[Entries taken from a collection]
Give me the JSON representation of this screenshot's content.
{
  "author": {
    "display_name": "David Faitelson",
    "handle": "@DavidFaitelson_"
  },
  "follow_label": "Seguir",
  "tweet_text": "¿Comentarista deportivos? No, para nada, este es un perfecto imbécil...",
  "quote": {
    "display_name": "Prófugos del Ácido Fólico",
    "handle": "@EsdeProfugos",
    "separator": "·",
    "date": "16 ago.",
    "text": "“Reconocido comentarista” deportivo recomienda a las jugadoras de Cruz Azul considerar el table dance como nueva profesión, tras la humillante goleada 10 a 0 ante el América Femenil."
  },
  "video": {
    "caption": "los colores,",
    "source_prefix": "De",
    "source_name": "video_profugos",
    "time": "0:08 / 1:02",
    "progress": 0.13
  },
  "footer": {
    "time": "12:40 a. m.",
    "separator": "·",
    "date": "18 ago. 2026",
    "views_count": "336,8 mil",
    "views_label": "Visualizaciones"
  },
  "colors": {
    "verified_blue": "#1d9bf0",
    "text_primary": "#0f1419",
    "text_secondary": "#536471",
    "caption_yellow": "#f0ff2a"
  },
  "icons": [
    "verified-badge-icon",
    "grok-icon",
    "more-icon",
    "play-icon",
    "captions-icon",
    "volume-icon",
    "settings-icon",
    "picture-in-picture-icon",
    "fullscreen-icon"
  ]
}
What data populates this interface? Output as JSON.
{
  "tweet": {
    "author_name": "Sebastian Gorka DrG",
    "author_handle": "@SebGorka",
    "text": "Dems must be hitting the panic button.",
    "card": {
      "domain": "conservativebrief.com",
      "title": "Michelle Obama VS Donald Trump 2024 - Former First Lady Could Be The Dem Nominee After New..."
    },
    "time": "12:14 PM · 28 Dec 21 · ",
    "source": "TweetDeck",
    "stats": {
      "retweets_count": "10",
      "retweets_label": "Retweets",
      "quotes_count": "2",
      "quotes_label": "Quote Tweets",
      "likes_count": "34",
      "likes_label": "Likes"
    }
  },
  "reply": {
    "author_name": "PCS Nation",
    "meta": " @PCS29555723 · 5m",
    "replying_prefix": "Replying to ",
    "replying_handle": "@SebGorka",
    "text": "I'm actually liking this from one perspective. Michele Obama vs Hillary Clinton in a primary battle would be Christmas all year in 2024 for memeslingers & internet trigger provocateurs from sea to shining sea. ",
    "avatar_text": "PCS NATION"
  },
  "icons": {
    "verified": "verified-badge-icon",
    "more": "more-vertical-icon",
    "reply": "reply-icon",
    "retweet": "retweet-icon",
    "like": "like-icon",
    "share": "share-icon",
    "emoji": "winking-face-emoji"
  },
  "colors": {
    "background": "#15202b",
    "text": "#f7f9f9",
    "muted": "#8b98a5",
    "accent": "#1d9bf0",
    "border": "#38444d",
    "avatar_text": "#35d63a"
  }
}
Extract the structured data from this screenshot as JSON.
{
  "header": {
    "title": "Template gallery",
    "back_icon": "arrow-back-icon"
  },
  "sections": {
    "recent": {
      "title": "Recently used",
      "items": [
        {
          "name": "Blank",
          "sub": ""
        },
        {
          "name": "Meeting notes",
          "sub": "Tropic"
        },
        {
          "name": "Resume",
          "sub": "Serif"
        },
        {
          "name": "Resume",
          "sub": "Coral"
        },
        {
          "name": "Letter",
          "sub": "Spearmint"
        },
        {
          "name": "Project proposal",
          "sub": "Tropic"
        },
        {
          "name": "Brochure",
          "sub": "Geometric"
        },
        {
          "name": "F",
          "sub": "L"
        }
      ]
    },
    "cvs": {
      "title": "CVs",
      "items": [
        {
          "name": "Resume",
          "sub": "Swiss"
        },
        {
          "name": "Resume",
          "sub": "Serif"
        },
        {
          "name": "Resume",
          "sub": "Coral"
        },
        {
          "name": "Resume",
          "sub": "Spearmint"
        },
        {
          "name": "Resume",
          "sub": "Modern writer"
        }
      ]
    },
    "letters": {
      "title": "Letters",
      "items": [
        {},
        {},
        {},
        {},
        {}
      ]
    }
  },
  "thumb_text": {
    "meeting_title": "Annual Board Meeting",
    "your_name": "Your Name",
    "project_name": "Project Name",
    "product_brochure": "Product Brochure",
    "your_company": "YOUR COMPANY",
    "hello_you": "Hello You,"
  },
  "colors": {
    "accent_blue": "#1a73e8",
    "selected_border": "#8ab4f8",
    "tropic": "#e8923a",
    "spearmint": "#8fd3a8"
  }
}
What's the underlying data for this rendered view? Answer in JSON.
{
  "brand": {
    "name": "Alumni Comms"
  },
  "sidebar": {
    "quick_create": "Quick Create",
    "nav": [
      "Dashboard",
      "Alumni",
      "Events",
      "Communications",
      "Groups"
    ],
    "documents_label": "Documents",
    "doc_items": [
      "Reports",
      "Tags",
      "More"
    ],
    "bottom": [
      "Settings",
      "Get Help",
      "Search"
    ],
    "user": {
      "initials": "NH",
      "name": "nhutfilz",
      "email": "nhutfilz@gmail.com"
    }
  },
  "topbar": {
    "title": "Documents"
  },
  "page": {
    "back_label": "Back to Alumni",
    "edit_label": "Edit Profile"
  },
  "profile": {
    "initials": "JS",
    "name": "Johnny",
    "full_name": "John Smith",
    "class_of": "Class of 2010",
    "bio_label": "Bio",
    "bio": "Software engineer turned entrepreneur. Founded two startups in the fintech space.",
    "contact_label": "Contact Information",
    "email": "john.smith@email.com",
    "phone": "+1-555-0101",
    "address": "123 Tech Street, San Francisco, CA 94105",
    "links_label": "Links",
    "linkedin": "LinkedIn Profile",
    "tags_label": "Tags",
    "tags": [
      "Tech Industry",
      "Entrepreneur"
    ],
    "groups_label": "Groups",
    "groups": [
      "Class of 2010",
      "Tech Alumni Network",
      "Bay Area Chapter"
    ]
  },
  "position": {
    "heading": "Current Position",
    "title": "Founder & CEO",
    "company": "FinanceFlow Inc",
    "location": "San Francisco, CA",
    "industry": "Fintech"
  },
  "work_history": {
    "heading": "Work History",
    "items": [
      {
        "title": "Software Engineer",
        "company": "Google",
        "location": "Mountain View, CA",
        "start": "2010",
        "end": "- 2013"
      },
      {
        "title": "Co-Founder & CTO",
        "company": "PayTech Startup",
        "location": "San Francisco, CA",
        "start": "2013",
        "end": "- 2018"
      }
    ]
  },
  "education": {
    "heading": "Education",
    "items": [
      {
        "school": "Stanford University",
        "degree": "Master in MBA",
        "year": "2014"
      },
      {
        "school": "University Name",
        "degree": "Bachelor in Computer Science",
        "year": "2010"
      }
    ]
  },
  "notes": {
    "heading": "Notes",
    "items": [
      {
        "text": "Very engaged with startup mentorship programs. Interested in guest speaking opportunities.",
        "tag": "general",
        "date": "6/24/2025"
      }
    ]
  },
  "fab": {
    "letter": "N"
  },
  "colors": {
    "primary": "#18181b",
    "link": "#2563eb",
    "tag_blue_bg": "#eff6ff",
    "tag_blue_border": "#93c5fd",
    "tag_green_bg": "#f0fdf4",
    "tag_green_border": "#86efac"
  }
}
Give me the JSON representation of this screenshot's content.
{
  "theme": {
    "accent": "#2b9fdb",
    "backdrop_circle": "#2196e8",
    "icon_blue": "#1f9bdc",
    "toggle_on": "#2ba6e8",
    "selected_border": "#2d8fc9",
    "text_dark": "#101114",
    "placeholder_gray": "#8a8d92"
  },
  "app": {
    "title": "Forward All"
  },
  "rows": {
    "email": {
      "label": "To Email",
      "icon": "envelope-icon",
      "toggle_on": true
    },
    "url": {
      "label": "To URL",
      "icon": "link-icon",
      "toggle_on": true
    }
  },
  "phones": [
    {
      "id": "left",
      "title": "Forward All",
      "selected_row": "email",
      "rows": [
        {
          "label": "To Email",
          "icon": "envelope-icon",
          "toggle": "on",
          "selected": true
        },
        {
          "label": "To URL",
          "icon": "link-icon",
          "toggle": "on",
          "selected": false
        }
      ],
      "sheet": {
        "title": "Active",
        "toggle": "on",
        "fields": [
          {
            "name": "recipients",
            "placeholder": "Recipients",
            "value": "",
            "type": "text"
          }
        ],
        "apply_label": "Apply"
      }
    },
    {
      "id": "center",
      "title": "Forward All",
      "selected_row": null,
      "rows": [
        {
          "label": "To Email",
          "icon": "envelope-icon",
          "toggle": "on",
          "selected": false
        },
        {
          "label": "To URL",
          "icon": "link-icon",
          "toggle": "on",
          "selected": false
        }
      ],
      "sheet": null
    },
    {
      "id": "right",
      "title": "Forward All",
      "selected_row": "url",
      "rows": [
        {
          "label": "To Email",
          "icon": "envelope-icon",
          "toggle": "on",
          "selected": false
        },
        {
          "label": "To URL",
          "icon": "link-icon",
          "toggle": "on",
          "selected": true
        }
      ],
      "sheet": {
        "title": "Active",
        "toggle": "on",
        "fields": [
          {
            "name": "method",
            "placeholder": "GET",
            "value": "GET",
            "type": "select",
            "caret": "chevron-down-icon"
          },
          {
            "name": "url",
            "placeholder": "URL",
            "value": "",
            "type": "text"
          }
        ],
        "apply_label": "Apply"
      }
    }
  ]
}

## WRITTEN EXERCISE
Out of the preceding entries, pull every line containing the string "nhutfilz".

## THE RESULT
      "name": "nhutfilz",
      "email": "nhutfilz@gmail.com"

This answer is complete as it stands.